Copy out all lines that carry the word "chocolate".

* begin *

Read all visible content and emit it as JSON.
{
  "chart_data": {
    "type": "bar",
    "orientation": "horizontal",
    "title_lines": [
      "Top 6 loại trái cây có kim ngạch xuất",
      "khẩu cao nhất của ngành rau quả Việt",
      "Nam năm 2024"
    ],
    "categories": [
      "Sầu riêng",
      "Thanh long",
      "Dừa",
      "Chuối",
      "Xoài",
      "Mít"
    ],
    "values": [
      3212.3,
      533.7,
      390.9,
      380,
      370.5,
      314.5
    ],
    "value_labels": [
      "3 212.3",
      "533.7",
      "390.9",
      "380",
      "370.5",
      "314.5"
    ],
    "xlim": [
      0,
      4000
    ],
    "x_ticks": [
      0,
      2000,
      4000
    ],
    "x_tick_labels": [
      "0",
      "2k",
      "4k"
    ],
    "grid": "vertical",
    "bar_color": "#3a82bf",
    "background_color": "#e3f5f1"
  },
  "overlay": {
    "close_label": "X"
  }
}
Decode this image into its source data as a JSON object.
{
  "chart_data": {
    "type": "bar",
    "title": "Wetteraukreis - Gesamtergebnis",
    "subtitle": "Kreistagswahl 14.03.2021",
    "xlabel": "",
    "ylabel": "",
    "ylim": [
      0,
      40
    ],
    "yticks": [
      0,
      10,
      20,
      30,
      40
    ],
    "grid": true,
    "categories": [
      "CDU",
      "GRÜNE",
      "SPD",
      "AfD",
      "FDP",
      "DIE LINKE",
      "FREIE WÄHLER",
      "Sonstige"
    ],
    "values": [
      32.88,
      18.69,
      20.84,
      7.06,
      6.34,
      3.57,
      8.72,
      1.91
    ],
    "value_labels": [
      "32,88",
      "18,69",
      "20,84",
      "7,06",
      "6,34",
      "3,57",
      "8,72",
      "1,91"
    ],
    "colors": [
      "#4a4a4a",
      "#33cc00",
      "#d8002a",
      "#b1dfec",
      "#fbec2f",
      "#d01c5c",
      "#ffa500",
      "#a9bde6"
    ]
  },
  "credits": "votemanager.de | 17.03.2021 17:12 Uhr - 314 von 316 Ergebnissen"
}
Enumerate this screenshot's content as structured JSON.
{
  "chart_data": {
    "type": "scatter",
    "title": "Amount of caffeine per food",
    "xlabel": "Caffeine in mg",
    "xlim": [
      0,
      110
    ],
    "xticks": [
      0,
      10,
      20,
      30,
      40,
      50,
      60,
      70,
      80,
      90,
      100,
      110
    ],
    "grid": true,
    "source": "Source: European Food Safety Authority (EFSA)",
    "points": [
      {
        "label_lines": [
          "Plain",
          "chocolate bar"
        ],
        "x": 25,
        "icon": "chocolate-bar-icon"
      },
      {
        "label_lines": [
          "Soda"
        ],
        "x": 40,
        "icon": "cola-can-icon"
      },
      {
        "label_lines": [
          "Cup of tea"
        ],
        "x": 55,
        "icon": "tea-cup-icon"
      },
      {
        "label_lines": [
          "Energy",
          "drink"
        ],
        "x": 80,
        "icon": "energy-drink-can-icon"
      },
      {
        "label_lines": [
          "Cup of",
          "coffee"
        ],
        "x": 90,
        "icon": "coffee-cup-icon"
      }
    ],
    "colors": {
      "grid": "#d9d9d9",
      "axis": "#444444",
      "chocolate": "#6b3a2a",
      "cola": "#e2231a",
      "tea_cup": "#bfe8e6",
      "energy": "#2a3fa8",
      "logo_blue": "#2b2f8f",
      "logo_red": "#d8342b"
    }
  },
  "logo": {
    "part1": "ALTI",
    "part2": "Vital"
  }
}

* end *

- THE RESULT -
          "chocolate bar"
        "icon": "chocolate-bar-icon"
      "chocolate": "#6b3a2a",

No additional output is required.